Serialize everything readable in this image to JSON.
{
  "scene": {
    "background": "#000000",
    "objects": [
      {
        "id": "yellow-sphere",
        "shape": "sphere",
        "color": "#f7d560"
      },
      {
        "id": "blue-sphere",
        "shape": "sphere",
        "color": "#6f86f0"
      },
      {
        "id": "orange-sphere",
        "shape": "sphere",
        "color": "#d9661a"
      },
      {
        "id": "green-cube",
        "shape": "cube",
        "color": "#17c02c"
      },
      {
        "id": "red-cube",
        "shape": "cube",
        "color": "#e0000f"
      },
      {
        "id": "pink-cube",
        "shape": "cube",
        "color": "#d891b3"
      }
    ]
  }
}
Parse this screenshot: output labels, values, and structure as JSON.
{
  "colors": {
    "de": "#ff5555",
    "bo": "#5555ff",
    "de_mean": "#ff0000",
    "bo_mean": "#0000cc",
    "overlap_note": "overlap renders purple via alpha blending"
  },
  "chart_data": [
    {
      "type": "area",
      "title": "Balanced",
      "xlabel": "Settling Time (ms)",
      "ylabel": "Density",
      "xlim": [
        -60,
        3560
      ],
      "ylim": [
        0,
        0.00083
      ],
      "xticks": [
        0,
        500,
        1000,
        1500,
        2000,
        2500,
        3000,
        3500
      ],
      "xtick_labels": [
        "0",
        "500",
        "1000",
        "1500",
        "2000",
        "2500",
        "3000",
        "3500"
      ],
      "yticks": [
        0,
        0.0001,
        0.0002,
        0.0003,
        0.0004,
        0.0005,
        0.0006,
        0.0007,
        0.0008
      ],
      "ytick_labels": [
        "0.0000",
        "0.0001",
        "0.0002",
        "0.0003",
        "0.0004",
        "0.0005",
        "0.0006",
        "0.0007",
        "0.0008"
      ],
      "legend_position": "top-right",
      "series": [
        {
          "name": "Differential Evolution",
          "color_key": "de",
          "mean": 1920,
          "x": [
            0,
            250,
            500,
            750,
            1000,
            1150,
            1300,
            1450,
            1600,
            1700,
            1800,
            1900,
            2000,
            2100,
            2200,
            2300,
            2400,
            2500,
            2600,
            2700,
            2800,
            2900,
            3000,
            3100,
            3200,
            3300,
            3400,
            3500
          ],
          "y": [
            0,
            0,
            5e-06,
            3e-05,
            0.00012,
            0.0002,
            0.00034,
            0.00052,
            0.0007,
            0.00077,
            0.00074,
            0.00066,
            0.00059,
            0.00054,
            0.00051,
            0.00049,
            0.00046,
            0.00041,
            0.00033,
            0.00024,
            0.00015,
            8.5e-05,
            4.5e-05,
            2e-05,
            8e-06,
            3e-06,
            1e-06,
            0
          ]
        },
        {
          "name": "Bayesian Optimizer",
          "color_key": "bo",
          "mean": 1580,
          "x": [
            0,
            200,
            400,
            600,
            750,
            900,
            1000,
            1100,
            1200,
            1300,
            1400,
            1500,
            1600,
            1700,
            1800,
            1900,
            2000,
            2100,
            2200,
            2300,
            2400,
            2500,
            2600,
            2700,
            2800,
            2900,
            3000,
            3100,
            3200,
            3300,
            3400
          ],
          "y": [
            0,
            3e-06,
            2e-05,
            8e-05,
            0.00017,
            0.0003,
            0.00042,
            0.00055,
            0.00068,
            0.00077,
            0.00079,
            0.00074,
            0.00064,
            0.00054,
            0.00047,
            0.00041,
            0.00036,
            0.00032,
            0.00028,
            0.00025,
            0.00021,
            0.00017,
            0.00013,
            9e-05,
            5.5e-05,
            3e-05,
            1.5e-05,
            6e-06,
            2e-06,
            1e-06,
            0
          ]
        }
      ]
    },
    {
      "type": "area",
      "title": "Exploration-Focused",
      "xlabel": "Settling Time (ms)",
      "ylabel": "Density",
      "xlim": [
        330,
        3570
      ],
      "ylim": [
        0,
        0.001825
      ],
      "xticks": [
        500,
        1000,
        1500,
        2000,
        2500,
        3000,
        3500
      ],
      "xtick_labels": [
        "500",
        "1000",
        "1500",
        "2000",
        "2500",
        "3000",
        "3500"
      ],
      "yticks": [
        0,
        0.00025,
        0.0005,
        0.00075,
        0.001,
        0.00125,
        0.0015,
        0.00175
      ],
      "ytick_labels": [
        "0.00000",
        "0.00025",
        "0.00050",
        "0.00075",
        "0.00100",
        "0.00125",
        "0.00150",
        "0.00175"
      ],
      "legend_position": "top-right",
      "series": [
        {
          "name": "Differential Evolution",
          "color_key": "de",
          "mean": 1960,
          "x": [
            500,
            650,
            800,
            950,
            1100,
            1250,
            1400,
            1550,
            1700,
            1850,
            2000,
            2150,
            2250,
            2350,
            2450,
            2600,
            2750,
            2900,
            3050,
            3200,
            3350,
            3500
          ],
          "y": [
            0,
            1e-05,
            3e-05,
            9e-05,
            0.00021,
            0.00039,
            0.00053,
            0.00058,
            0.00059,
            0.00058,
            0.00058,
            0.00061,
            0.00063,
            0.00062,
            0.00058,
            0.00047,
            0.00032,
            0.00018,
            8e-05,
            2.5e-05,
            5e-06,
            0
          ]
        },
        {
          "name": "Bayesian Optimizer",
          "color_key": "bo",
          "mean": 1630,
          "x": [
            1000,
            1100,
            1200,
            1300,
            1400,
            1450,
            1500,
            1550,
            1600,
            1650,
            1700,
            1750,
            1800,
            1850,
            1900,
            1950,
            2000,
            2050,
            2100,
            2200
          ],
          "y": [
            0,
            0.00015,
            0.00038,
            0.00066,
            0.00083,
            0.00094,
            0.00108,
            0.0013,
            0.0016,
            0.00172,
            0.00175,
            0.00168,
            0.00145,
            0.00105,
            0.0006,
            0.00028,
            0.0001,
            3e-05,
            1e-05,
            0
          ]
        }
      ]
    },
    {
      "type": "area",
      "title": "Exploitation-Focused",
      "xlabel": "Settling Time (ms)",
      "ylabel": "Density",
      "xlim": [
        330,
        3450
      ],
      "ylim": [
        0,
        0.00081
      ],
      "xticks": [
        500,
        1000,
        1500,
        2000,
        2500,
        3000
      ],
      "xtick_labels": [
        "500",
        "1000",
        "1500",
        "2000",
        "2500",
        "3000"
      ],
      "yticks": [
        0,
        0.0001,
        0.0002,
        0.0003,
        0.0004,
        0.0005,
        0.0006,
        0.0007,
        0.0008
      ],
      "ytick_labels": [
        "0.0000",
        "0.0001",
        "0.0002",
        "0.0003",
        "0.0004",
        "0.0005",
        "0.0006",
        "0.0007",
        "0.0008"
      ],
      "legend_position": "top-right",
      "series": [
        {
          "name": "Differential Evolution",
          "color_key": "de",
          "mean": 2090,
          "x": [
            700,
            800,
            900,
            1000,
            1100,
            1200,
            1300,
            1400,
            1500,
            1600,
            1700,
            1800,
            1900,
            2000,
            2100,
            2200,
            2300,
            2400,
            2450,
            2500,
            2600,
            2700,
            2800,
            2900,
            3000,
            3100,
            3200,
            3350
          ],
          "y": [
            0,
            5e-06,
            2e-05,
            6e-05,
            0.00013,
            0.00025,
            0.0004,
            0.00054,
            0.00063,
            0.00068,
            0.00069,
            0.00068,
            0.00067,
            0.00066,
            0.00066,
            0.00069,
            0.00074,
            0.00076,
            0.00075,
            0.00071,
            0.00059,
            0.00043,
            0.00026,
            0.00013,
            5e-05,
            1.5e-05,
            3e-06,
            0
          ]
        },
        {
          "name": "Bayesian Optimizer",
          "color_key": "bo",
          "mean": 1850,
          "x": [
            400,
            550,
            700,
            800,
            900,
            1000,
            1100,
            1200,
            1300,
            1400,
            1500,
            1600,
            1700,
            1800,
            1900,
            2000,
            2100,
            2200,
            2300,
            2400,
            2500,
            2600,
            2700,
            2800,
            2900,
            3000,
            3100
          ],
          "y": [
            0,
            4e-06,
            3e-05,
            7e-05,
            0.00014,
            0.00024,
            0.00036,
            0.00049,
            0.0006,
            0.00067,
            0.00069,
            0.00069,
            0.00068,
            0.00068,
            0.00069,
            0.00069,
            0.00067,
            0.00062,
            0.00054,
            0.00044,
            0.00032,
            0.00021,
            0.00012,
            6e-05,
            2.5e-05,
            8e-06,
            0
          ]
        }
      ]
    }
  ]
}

_Task to complete_
Show the lines where the word "Focused" appears in the entries.

_Exercise output_
      "title": "Exploration-Focused",
      "title": "Exploitation-Focused",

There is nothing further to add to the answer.